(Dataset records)
══════════

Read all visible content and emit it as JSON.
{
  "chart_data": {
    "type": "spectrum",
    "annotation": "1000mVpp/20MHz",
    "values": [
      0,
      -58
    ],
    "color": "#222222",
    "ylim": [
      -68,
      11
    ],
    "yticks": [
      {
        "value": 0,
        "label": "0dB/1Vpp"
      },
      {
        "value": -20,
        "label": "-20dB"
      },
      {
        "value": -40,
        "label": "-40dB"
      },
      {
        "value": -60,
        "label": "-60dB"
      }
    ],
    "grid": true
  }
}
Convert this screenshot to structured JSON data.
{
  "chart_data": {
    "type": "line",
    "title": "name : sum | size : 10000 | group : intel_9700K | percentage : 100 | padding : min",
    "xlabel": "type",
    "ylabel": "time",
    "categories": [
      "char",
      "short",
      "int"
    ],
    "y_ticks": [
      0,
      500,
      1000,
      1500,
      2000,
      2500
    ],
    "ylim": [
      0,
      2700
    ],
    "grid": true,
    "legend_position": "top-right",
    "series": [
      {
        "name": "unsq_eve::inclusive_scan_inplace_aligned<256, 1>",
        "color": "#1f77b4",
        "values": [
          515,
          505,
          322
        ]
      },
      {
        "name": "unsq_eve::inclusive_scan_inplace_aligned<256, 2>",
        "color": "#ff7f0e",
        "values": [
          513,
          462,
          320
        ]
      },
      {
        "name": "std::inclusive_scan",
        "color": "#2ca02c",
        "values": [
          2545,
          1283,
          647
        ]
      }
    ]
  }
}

══════════

OBJECTIVE -
Extract every line from the one containing "Convert this screenshot" through the last line of the data, inclusive, exactly as written.

TASK RESPONSE -
Convert this screenshot to structured JSON data.
{
  "chart_data": {
    "type": "line",
    "title": "name : sum | size : 10000 | group : intel_9700K | percentage : 100 | padding : min",
    "xlabel": "type",
    "ylabel": "time",
    "categories": [
      "char",
      "short",
      "int"
    ],
    "y_ticks": [
      0,
      500,
      1000,
      1500,
      2000,
      2500
    ],
    "ylim": [
      0,
      2700
    ],
    "grid": true,
    "legend_position": "top-right",
    "series": [
      {
        "name": "unsq_eve::inclusive_scan_inplace_aligned<256, 1>",
        "color": "#1f77b4",
        "values": [
          515,
          505,
          322
        ]
      },
      {
        "name": "unsq_eve::inclusive_scan_inplace_aligned<256, 2>",
        "color": "#ff7f0e",
        "values": [
          513,
          462,
          320
        ]
      },
      {
        "name": "std::inclusive_scan",
        "color": "#2ca02c",
        "values": [
          2545,
          1283,
          647
        ]
      }
    ]
  }
}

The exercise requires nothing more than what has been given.